## Stated task
Extract every text line from the entries below verbatim, leaving the pictures out of your answer.

## Recorded data

■ ■ ■ ■ ■

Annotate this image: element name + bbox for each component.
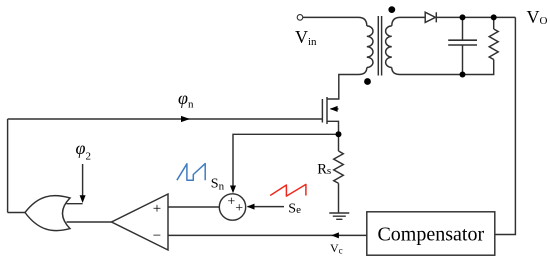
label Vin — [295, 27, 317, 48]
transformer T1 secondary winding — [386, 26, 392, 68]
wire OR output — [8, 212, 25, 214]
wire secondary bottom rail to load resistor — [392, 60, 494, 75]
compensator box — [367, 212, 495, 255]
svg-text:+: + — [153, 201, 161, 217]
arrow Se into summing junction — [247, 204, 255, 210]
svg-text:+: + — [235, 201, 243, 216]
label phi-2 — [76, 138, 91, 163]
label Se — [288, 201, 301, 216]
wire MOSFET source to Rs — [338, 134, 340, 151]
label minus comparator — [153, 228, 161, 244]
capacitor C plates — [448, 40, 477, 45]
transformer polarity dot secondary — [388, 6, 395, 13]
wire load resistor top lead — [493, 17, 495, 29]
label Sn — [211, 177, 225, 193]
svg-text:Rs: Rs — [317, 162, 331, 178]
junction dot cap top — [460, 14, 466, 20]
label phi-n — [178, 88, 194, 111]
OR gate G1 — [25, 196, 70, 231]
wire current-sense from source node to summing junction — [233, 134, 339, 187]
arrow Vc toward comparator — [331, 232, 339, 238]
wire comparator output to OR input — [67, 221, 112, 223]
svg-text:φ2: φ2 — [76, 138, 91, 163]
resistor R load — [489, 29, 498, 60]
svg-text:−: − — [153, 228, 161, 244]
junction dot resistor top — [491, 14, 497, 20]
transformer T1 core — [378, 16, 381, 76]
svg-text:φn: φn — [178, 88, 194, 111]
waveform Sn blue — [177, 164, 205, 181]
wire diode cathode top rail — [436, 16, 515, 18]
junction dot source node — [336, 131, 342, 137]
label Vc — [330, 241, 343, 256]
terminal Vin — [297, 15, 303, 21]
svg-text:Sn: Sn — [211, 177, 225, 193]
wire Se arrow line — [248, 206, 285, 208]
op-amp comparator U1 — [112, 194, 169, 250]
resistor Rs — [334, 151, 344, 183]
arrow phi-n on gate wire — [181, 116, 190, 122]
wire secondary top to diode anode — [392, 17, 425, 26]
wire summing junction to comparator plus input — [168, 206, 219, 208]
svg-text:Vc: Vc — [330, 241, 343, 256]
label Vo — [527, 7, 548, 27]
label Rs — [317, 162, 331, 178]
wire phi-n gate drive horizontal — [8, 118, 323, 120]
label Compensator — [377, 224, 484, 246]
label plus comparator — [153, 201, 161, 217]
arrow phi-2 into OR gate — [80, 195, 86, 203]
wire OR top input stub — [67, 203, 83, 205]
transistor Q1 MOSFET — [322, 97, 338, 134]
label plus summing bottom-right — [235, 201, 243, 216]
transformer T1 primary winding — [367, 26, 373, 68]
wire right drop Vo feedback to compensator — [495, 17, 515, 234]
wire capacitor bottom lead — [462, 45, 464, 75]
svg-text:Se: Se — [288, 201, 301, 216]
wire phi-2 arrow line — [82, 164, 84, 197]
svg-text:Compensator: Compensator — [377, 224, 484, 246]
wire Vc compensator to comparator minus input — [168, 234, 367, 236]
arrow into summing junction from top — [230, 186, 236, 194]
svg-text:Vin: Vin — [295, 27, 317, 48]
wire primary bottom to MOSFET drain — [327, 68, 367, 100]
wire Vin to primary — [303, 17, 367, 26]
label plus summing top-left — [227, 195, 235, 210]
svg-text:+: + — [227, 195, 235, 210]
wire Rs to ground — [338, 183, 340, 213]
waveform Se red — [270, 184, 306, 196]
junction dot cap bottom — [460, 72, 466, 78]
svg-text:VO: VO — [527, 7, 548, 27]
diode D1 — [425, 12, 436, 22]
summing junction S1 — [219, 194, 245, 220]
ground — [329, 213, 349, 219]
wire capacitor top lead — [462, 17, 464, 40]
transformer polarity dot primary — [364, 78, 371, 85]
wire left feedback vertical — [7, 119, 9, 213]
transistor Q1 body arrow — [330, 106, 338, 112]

■ ■ ■ ■ ■

## Expected answer
Annotate this image: element name + bbox for each component.
label Vin — [295, 27, 317, 48]
transformer T1 secondary winding — [386, 26, 392, 68]
wire OR output — [8, 212, 25, 214]
wire secondary bottom rail to load resistor — [392, 60, 494, 75]
compensator box — [367, 212, 495, 255]
svg-text:+: + — [153, 201, 161, 217]
arrow Se into summing junction — [247, 204, 255, 210]
svg-text:+: + — [235, 201, 243, 216]
label phi-2 — [76, 138, 91, 163]
label Se — [288, 201, 301, 216]
wire MOSFET source to Rs — [338, 134, 340, 151]
label minus comparator — [153, 228, 161, 244]
capacitor C plates — [448, 40, 477, 45]
transformer polarity dot secondary — [388, 6, 395, 13]
wire load resistor top lead — [493, 17, 495, 29]
label Sn — [211, 177, 225, 193]
svg-text:Rs: Rs — [317, 162, 331, 178]
junction dot cap top — [460, 14, 466, 20]
label phi-n — [178, 88, 194, 111]
OR gate G1 — [25, 196, 70, 231]
wire current-sense from source node to summing junction — [233, 134, 339, 187]
arrow Vc toward comparator — [331, 232, 339, 238]
wire comparator output to OR input — [67, 221, 112, 223]
svg-text:φ2: φ2 — [76, 138, 91, 163]
resistor R load — [489, 29, 498, 60]
svg-text:−: − — [153, 228, 161, 244]
junction dot resistor top — [491, 14, 497, 20]
transformer T1 core — [378, 16, 381, 76]
svg-text:φn: φn — [178, 88, 194, 111]
waveform Sn blue — [177, 164, 205, 181]
wire diode cathode top rail — [436, 16, 515, 18]
junction dot source node — [336, 131, 342, 137]
label Vc — [330, 241, 343, 256]
terminal Vin — [297, 15, 303, 21]
svg-text:Sn: Sn — [211, 177, 225, 193]
wire Se arrow line — [248, 206, 285, 208]
op-amp comparator U1 — [112, 194, 169, 250]
resistor Rs — [334, 151, 344, 183]
arrow phi-n on gate wire — [181, 116, 190, 122]
wire secondary top to diode anode — [392, 17, 425, 26]
wire summing junction to comparator plus input — [168, 206, 219, 208]
svg-text:Vc: Vc — [330, 241, 343, 256]
label Vo — [527, 7, 548, 27]
label Rs — [317, 162, 331, 178]
wire phi-n gate drive horizontal — [8, 118, 323, 120]
label Compensator — [377, 224, 484, 246]
label plus comparator — [153, 201, 161, 217]
arrow phi-2 into OR gate — [80, 195, 86, 203]
wire OR top input stub — [67, 203, 83, 205]
transistor Q1 MOSFET — [322, 97, 338, 134]
label plus summing bottom-right — [235, 201, 243, 216]
transformer T1 primary winding — [367, 26, 373, 68]
wire right drop Vo feedback to compensator — [495, 17, 515, 234]
wire capacitor bottom lead — [462, 45, 464, 75]
svg-text:Se: Se — [288, 201, 301, 216]
wire phi-2 arrow line — [82, 164, 84, 197]
svg-text:Compensator: Compensator — [377, 224, 484, 246]
wire Vc compensator to comparator minus input — [168, 234, 367, 236]
arrow into summing junction from top — [230, 186, 236, 194]
svg-text:Vin: Vin — [295, 27, 317, 48]
wire primary bottom to MOSFET drain — [327, 68, 367, 100]
wire Vin to primary — [303, 17, 367, 26]
label plus summing top-left — [227, 195, 235, 210]
svg-text:+: + — [227, 195, 235, 210]
wire Rs to ground — [338, 183, 340, 213]
waveform Se red — [270, 184, 306, 196]
junction dot cap bottom — [460, 72, 466, 78]
svg-text:VO: VO — [527, 7, 548, 27]
diode D1 — [425, 12, 436, 22]
summing junction S1 — [219, 194, 245, 220]
ground — [329, 213, 349, 219]
wire capacitor top lead — [462, 17, 464, 40]
transformer polarity dot primary — [364, 78, 371, 85]
wire left feedback vertical — [7, 119, 9, 213]
transistor Q1 body arrow — [330, 106, 338, 112]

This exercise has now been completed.